◆ **Task goal**:
Take every line from the listing below that contains "https".

◆ **Data to process**:

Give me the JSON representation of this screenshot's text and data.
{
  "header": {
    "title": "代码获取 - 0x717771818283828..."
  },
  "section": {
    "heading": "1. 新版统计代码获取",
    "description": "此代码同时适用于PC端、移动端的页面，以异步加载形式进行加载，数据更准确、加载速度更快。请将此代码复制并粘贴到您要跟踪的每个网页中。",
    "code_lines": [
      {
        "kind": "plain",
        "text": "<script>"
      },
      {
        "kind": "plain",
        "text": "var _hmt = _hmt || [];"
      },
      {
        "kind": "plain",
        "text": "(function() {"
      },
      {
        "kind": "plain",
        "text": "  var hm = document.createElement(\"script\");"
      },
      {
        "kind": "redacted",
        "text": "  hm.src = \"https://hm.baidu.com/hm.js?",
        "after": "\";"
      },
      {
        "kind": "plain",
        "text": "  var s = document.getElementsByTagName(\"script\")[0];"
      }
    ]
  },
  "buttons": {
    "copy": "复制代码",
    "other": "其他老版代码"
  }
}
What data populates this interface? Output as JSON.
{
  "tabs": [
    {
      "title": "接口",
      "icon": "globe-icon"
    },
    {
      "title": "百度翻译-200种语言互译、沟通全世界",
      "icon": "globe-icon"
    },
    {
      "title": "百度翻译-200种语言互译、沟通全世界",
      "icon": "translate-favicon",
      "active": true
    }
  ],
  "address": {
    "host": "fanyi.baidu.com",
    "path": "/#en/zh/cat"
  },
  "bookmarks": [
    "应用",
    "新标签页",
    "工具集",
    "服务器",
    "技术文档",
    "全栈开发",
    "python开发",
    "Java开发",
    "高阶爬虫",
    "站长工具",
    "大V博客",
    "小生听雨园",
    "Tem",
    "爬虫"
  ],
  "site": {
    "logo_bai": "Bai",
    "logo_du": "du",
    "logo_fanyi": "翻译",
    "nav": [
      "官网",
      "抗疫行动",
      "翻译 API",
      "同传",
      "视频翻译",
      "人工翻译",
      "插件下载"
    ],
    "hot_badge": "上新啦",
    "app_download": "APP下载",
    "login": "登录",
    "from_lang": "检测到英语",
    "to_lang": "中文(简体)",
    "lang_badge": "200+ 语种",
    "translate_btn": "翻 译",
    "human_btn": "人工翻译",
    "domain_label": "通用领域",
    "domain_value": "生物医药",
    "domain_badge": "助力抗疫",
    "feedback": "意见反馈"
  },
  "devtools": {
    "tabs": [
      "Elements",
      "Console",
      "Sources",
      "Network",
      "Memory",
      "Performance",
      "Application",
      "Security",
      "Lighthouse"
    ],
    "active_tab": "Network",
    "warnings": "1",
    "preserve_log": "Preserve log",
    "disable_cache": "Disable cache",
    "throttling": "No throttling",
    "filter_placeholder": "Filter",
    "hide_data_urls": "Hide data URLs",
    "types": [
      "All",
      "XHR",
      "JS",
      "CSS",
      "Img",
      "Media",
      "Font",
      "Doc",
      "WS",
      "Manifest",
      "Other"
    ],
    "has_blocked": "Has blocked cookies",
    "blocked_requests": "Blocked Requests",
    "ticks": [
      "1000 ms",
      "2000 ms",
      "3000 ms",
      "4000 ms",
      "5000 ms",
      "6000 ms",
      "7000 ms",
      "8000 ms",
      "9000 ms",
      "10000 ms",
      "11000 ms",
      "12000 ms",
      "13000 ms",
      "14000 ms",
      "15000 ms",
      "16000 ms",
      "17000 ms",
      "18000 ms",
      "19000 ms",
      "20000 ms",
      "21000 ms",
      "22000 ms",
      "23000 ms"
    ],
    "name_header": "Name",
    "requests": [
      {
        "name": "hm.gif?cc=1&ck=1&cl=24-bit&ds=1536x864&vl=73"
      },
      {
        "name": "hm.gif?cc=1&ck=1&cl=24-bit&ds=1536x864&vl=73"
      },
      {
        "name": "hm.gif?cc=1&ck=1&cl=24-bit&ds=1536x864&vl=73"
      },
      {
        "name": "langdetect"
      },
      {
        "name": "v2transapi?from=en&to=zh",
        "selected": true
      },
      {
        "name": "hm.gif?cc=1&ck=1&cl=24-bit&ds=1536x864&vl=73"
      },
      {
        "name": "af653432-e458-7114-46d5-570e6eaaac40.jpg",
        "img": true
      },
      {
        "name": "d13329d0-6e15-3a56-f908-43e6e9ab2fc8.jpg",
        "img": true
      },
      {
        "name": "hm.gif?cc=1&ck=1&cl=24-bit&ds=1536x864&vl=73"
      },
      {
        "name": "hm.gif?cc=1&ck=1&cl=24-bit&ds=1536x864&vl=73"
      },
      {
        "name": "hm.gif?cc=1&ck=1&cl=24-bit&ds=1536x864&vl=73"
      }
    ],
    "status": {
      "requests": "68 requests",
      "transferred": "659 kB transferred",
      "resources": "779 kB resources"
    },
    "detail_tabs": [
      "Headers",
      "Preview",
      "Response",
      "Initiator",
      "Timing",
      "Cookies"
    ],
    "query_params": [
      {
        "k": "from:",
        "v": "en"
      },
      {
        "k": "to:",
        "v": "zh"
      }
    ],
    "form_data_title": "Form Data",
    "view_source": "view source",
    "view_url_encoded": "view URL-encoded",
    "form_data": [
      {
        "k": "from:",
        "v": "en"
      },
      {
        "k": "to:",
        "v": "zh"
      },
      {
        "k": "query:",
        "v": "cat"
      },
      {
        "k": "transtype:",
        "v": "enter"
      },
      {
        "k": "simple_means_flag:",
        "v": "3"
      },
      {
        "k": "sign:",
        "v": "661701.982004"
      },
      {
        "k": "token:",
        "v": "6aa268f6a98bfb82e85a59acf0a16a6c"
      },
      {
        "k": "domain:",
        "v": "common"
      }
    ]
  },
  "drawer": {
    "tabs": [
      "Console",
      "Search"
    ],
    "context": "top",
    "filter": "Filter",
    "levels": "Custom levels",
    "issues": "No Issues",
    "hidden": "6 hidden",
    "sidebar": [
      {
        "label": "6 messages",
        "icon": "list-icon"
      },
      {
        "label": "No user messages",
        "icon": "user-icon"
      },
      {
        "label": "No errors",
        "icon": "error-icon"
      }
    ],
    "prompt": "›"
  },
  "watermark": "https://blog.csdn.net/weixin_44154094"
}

◆ **Worked answer**:
        "text": "  hm.src = \"https://hm.baidu.com/hm.js?",
  "watermark": "https://blog.csdn.net/weixin_44154094"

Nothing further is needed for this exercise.